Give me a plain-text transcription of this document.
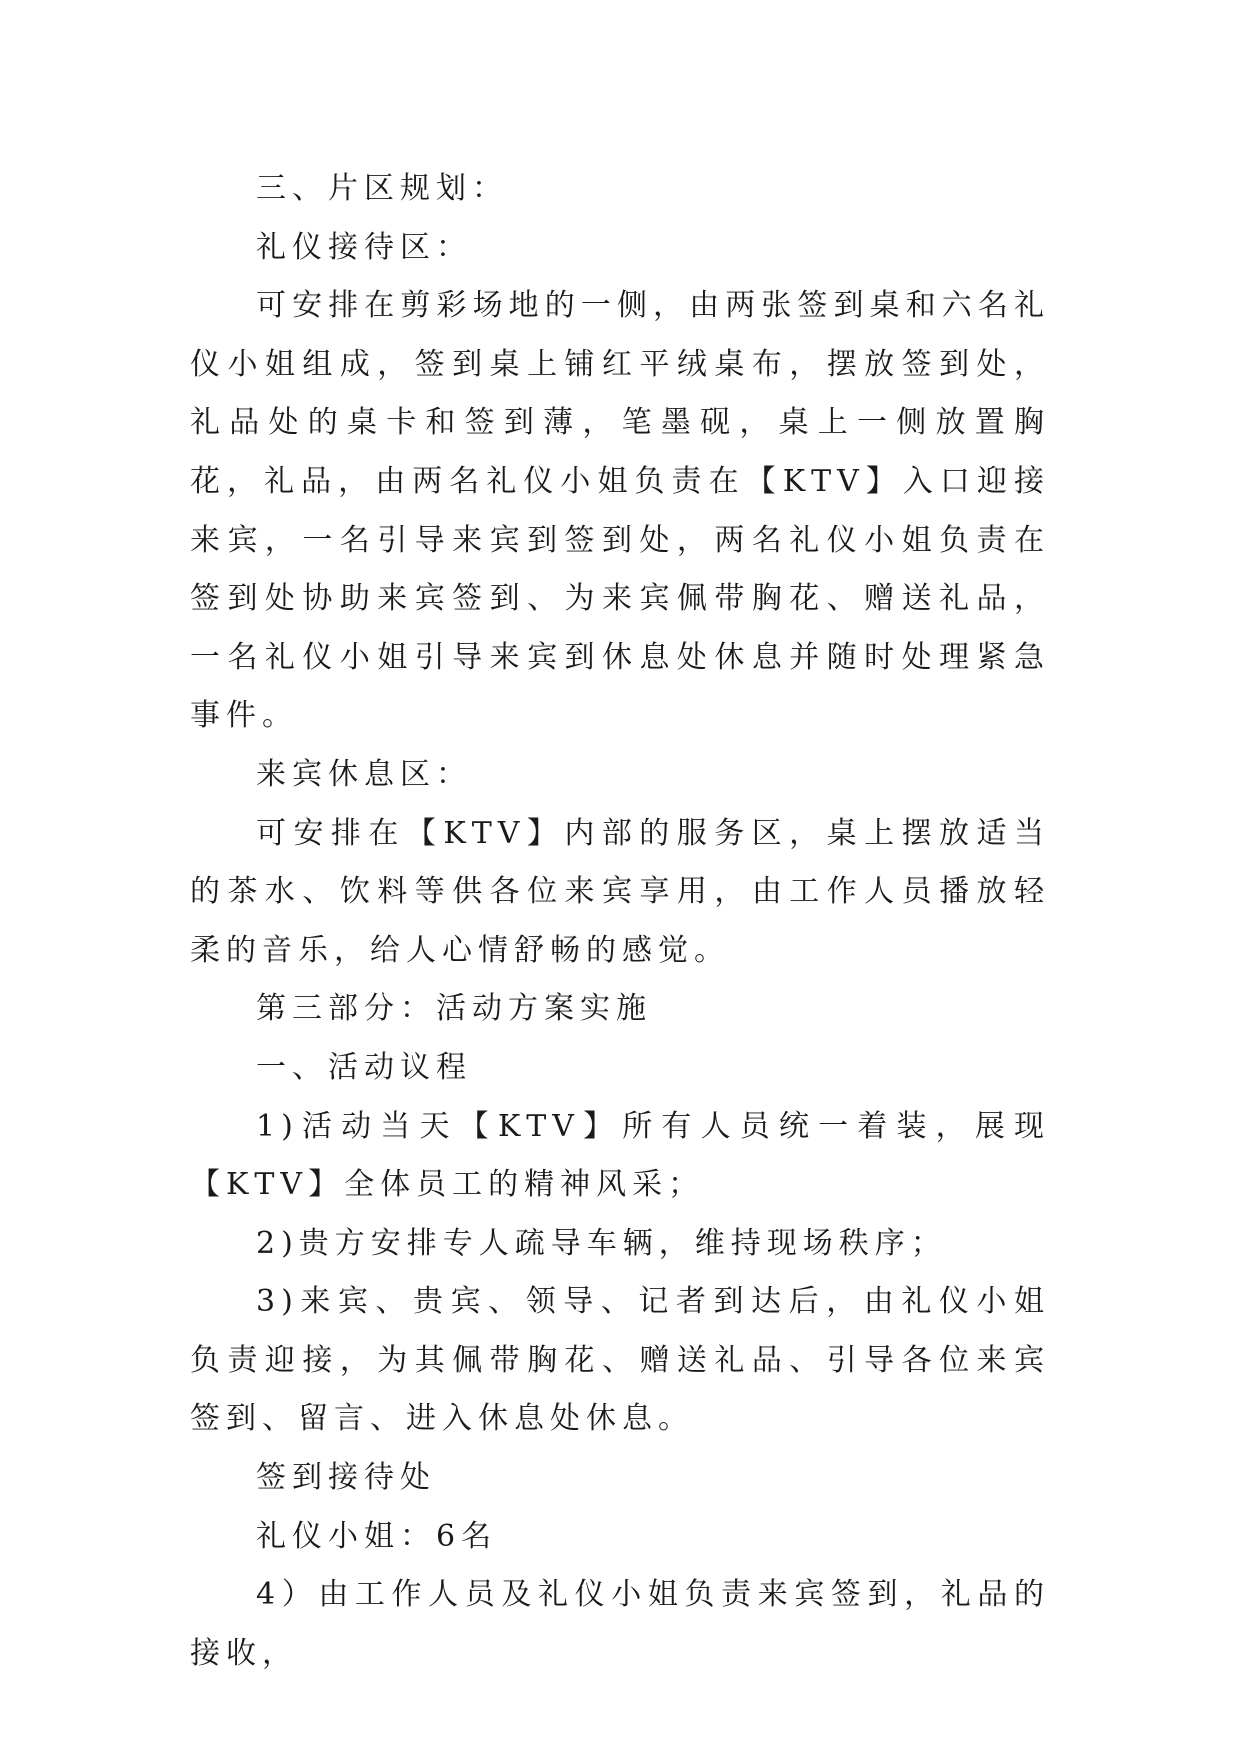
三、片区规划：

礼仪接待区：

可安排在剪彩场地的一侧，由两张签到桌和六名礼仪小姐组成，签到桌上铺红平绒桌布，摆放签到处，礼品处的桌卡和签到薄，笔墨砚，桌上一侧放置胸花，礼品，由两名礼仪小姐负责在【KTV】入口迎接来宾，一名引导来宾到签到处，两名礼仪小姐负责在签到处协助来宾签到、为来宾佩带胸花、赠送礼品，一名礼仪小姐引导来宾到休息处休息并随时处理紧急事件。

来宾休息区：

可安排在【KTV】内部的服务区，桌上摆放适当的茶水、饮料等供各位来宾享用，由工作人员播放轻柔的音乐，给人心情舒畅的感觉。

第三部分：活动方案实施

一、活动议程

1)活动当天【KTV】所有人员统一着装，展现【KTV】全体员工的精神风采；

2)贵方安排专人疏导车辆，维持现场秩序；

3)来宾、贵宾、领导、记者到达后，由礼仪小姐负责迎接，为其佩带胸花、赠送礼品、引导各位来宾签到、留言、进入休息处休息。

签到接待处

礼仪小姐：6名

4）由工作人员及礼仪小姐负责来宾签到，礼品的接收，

--

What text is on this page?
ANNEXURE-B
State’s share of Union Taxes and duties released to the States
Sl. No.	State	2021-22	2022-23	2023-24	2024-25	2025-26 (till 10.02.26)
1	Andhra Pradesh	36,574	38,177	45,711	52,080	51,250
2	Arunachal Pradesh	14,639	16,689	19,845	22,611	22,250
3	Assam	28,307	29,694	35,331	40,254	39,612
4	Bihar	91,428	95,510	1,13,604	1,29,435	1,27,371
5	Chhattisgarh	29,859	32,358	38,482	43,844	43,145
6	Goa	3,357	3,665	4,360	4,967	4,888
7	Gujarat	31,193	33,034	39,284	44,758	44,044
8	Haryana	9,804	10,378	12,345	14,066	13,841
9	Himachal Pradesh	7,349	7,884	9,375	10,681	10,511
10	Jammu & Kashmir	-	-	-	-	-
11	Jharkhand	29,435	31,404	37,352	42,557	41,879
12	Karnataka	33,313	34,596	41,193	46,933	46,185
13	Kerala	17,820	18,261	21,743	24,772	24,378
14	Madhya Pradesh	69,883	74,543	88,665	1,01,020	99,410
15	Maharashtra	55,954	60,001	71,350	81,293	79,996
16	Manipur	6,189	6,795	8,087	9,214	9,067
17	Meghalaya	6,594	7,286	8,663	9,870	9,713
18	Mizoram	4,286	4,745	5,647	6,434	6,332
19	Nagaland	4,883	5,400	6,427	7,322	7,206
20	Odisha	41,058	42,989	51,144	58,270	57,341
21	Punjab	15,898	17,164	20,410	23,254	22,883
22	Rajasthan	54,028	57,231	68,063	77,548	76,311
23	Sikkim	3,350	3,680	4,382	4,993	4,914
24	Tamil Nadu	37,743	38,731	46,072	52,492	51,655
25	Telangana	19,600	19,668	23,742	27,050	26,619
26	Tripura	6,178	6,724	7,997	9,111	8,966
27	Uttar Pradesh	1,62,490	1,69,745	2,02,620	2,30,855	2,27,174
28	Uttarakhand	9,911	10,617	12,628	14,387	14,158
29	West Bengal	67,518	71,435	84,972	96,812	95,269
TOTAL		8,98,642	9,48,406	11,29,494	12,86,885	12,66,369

- **Goal**
Copy out every line from the material above in which the word "State" appears.

- **The reply**
State’s share of Union Taxes and duties released to the States
Sl. No.	State	2021-22	2022-23	2023-24	2024-25	2025-26 (till 10.02.26)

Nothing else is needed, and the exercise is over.